Task statement:
Edit the records below so that every "interactable" becomes "clickable". Leave all other text unchanged.

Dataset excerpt
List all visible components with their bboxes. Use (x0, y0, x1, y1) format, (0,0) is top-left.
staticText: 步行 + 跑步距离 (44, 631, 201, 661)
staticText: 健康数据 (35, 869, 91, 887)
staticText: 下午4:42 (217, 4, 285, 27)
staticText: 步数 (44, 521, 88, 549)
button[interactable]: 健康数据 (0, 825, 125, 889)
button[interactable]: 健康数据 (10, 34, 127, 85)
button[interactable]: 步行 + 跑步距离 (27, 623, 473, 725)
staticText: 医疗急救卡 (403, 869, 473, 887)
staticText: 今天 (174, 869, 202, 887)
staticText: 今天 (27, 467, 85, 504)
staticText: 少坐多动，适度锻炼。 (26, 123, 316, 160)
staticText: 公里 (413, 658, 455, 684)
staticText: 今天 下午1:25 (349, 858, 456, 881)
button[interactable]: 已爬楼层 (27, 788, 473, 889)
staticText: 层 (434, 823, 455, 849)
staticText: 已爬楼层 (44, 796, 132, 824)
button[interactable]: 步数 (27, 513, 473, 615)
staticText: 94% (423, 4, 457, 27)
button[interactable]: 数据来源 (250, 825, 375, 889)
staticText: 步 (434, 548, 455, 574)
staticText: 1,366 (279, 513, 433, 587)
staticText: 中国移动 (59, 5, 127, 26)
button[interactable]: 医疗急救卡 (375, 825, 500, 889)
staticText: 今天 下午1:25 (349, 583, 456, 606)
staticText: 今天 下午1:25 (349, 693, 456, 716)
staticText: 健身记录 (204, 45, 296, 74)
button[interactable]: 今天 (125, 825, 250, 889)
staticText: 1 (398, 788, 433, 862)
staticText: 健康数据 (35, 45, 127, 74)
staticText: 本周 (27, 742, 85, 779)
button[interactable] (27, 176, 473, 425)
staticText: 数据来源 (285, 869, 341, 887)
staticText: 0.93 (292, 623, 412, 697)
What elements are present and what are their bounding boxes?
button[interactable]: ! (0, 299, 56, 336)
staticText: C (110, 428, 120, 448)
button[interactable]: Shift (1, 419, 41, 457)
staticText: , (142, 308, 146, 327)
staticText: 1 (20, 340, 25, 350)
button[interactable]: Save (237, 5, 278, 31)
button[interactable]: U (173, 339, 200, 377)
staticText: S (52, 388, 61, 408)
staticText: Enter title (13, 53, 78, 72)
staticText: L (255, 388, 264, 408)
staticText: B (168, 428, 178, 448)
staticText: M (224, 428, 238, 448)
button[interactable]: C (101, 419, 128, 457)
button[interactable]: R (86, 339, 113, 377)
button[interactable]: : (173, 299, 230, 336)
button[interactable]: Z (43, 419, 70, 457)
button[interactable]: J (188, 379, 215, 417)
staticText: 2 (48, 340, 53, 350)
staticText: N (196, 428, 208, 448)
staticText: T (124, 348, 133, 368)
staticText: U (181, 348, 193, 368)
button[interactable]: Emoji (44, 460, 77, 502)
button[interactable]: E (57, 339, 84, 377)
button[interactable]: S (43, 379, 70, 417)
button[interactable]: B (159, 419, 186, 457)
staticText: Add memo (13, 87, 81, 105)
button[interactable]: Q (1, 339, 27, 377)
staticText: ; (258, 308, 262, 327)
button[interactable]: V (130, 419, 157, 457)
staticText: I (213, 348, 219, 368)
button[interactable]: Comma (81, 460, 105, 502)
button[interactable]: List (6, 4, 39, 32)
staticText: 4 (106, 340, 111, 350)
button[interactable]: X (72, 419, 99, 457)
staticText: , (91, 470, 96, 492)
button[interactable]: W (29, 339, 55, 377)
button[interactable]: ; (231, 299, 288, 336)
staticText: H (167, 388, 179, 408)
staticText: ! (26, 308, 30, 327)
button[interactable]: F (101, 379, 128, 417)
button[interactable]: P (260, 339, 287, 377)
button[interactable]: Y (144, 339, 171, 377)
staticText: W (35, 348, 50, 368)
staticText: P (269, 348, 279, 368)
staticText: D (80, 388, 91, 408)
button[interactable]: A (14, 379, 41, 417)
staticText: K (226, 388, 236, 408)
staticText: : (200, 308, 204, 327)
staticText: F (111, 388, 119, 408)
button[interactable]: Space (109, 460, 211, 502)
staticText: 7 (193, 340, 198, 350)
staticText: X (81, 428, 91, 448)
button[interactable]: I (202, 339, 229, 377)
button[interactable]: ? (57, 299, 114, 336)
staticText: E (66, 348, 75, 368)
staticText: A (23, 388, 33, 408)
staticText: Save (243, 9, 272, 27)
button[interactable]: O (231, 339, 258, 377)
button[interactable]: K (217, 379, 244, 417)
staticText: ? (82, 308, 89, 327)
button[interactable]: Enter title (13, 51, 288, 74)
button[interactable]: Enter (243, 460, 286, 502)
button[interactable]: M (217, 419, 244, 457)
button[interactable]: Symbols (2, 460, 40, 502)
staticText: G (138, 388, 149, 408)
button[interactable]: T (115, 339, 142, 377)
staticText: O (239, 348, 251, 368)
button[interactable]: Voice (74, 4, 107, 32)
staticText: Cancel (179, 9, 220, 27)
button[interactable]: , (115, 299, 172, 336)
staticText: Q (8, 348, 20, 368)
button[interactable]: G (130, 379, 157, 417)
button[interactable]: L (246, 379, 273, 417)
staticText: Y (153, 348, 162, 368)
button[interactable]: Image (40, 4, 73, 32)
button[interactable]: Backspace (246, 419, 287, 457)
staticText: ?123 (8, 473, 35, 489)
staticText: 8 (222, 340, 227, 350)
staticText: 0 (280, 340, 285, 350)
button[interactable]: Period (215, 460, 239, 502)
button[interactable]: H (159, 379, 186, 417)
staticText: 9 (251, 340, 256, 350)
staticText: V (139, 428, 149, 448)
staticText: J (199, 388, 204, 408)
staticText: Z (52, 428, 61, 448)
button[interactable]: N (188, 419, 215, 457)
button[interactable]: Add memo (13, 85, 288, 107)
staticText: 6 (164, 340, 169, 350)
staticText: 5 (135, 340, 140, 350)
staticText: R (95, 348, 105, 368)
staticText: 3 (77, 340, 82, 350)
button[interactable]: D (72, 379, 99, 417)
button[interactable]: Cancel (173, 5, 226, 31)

Expected output:
List all visible components with their bboxes. Use (x0, y0, x1, y1) format, (0,0) is top-left.
staticText: 步行 + 跑步距离 (44, 631, 201, 661)
staticText: 健康数据 (35, 869, 91, 887)
staticText: 下午4:42 (217, 4, 285, 27)
staticText: 步数 (44, 521, 88, 549)
button[clickable]: 健康数据 (0, 825, 125, 889)
button[clickable]: 健康数据 (10, 34, 127, 85)
button[clickable]: 步行 + 跑步距离 (27, 623, 473, 725)
staticText: 医疗急救卡 (403, 869, 473, 887)
staticText: 今天 (174, 869, 202, 887)
staticText: 今天 (27, 467, 85, 504)
staticText: 少坐多动，适度锻炼。 (26, 123, 316, 160)
staticText: 公里 (413, 658, 455, 684)
staticText: 今天 下午1:25 (349, 858, 456, 881)
button[clickable]: 已爬楼层 (27, 788, 473, 889)
staticText: 层 (434, 823, 455, 849)
staticText: 已爬楼层 (44, 796, 132, 824)
button[clickable]: 步数 (27, 513, 473, 615)
staticText: 94% (423, 4, 457, 27)
button[clickable]: 数据来源 (250, 825, 375, 889)
staticText: 步 (434, 548, 455, 574)
staticText: 1,366 (279, 513, 433, 587)
staticText: 中国移动 (59, 5, 127, 26)
button[clickable]: 医疗急救卡 (375, 825, 500, 889)
staticText: 今天 下午1:25 (349, 583, 456, 606)
staticText: 今天 下午1:25 (349, 693, 456, 716)
staticText: 健身记录 (204, 45, 296, 74)
button[clickable]: 今天 (125, 825, 250, 889)
staticText: 1 (398, 788, 433, 862)
staticText: 健康数据 (35, 45, 127, 74)
staticText: 本周 (27, 742, 85, 779)
button[clickable] (27, 176, 473, 425)
staticText: 数据来源 (285, 869, 341, 887)
staticText: 0.93 (292, 623, 412, 697)
What elements are present and what are their bounding boxes?
button[clickable]: ! (0, 299, 56, 336)
staticText: C (110, 428, 120, 448)
button[clickable]: Shift (1, 419, 41, 457)
staticText: , (142, 308, 146, 327)
staticText: 1 (20, 340, 25, 350)
button[clickable]: Save (237, 5, 278, 31)
button[clickable]: U (173, 339, 200, 377)
staticText: S (52, 388, 61, 408)
staticText: Enter title (13, 53, 78, 72)
staticText: L (255, 388, 264, 408)
staticText: B (168, 428, 178, 448)
staticText: M (224, 428, 238, 448)
button[clickable]: C (101, 419, 128, 457)
button[clickable]: R (86, 339, 113, 377)
button[clickable]: : (173, 299, 230, 336)
button[clickable]: Z (43, 419, 70, 457)
button[clickable]: J (188, 379, 215, 417)
staticText: 2 (48, 340, 53, 350)
staticText: N (196, 428, 208, 448)
staticText: T (124, 348, 133, 368)
staticText: U (181, 348, 193, 368)
button[clickable]: Emoji (44, 460, 77, 502)
button[clickable]: E (57, 339, 84, 377)
button[clickable]: S (43, 379, 70, 417)
button[clickable]: B (159, 419, 186, 457)
staticText: Add memo (13, 87, 81, 105)
button[clickable]: Q (1, 339, 27, 377)
staticText: ; (258, 308, 262, 327)
button[clickable]: V (130, 419, 157, 457)
staticText: I (213, 348, 219, 368)
button[clickable]: Comma (81, 460, 105, 502)
button[clickable]: List (6, 4, 39, 32)
staticText: 4 (106, 340, 111, 350)
button[clickable]: X (72, 419, 99, 457)
staticText: , (91, 470, 96, 492)
button[clickable]: W (29, 339, 55, 377)
button[clickable]: ; (231, 299, 288, 336)
staticText: H (167, 388, 179, 408)
staticText: ! (26, 308, 30, 327)
button[clickable]: F (101, 379, 128, 417)
button[clickable]: P (260, 339, 287, 377)
button[clickable]: Y (144, 339, 171, 377)
staticText: W (35, 348, 50, 368)
staticText: P (269, 348, 279, 368)
staticText: D (80, 388, 91, 408)
button[clickable]: A (14, 379, 41, 417)
staticText: K (226, 388, 236, 408)
staticText: : (200, 308, 204, 327)
staticText: F (111, 388, 119, 408)
button[clickable]: Space (109, 460, 211, 502)
staticText: 7 (193, 340, 198, 350)
staticText: X (81, 428, 91, 448)
button[clickable]: I (202, 339, 229, 377)
button[clickable]: ? (57, 299, 114, 336)
staticText: E (66, 348, 75, 368)
staticText: A (23, 388, 33, 408)
staticText: Save (243, 9, 272, 27)
button[clickable]: O (231, 339, 258, 377)
button[clickable]: K (217, 379, 244, 417)
staticText: ? (82, 308, 89, 327)
button[clickable]: Enter title (13, 51, 288, 74)
button[clickable]: Enter (243, 460, 286, 502)
button[clickable]: M (217, 419, 244, 457)
button[clickable]: Symbols (2, 460, 40, 502)
staticText: G (138, 388, 149, 408)
button[clickable]: T (115, 339, 142, 377)
staticText: O (239, 348, 251, 368)
button[clickable]: Voice (74, 4, 107, 32)
staticText: Cancel (179, 9, 220, 27)
button[clickable]: , (115, 299, 172, 336)
staticText: Q (8, 348, 20, 368)
button[clickable]: G (130, 379, 157, 417)
button[clickable]: L (246, 379, 273, 417)
staticText: Y (153, 348, 162, 368)
button[clickable]: Image (40, 4, 73, 32)
button[clickable]: Backspace (246, 419, 287, 457)
staticText: ?123 (8, 473, 35, 489)
staticText: 8 (222, 340, 227, 350)
staticText: 0 (280, 340, 285, 350)
button[clickable]: Period (215, 460, 239, 502)
button[clickable]: H (159, 379, 186, 417)
staticText: 9 (251, 340, 256, 350)
staticText: V (139, 428, 149, 448)
staticText: J (199, 388, 204, 408)
staticText: Z (52, 428, 61, 448)
button[clickable]: N (188, 419, 215, 457)
button[clickable]: Add memo (13, 85, 288, 107)
staticText: 6 (164, 340, 169, 350)
staticText: 5 (135, 340, 140, 350)
staticText: R (95, 348, 105, 368)
staticText: 3 (77, 340, 82, 350)
button[clickable]: D (72, 379, 99, 417)
button[clickable]: Cancel (173, 5, 226, 31)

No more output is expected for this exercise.